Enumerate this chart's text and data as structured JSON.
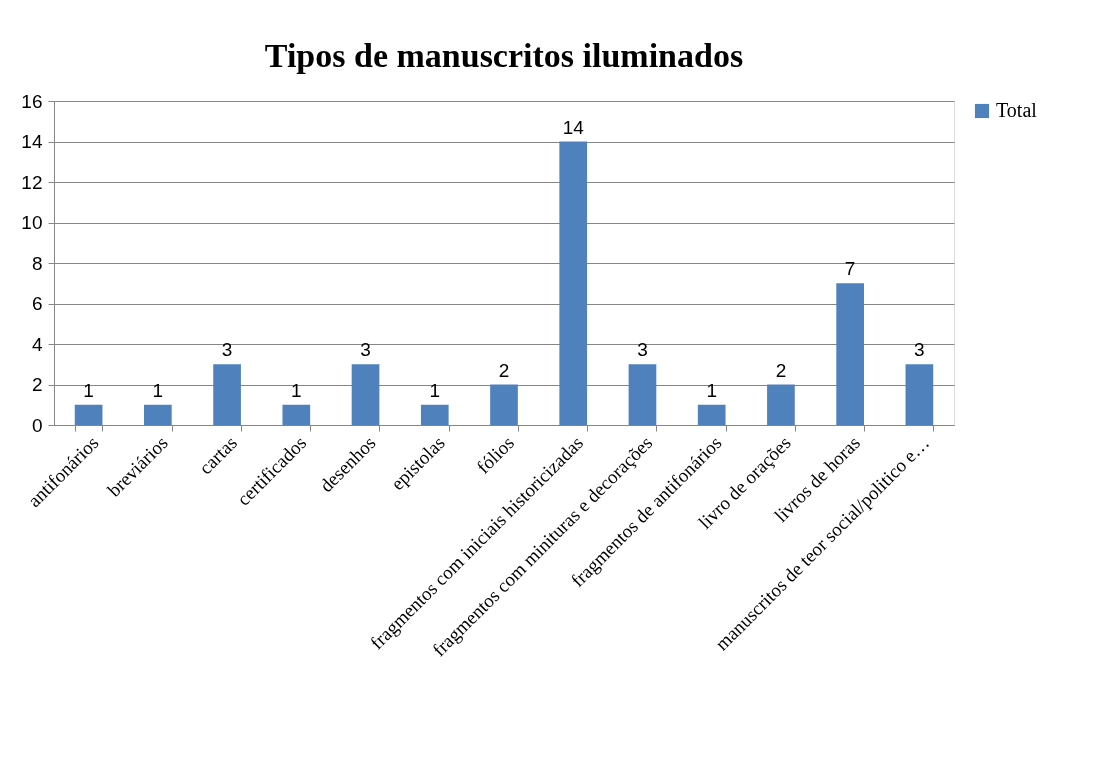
{
  "chart_data": {
    "type": "bar",
    "title": "Tipos de manuscritos iluminados",
    "categories": [
      "antifonários",
      "breviários",
      "cartas",
      "certificados",
      "desenhos",
      "epistolas",
      "fólios",
      "fragmentos com iniciais historicizadas",
      "fragmentos com minituras e decorações",
      "fragmentos de antifonários",
      "livro de orações",
      "livros de horas",
      "manuscritos de teor social/politico e…"
    ],
    "series": [
      {
        "name": "Total",
        "color": "#4f81bd",
        "values": [
          1,
          1,
          3,
          1,
          3,
          1,
          2,
          14,
          3,
          1,
          2,
          7,
          3
        ]
      }
    ],
    "ylim": [
      0,
      16
    ],
    "yticks": [
      0,
      2,
      4,
      6,
      8,
      10,
      12,
      14,
      16
    ],
    "grid": "y",
    "legend": "right",
    "data_labels": true
  }
}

◇ ◇ ◇ ◇ ◇ ◇ ◇

• [What to produce] From the records given above, copy all lines containing "fragmentos".

• [Answer to this task]
      "fragmentos com iniciais historicizadas",
      "fragmentos com minituras e decorações",
      "fragmentos de antifonários",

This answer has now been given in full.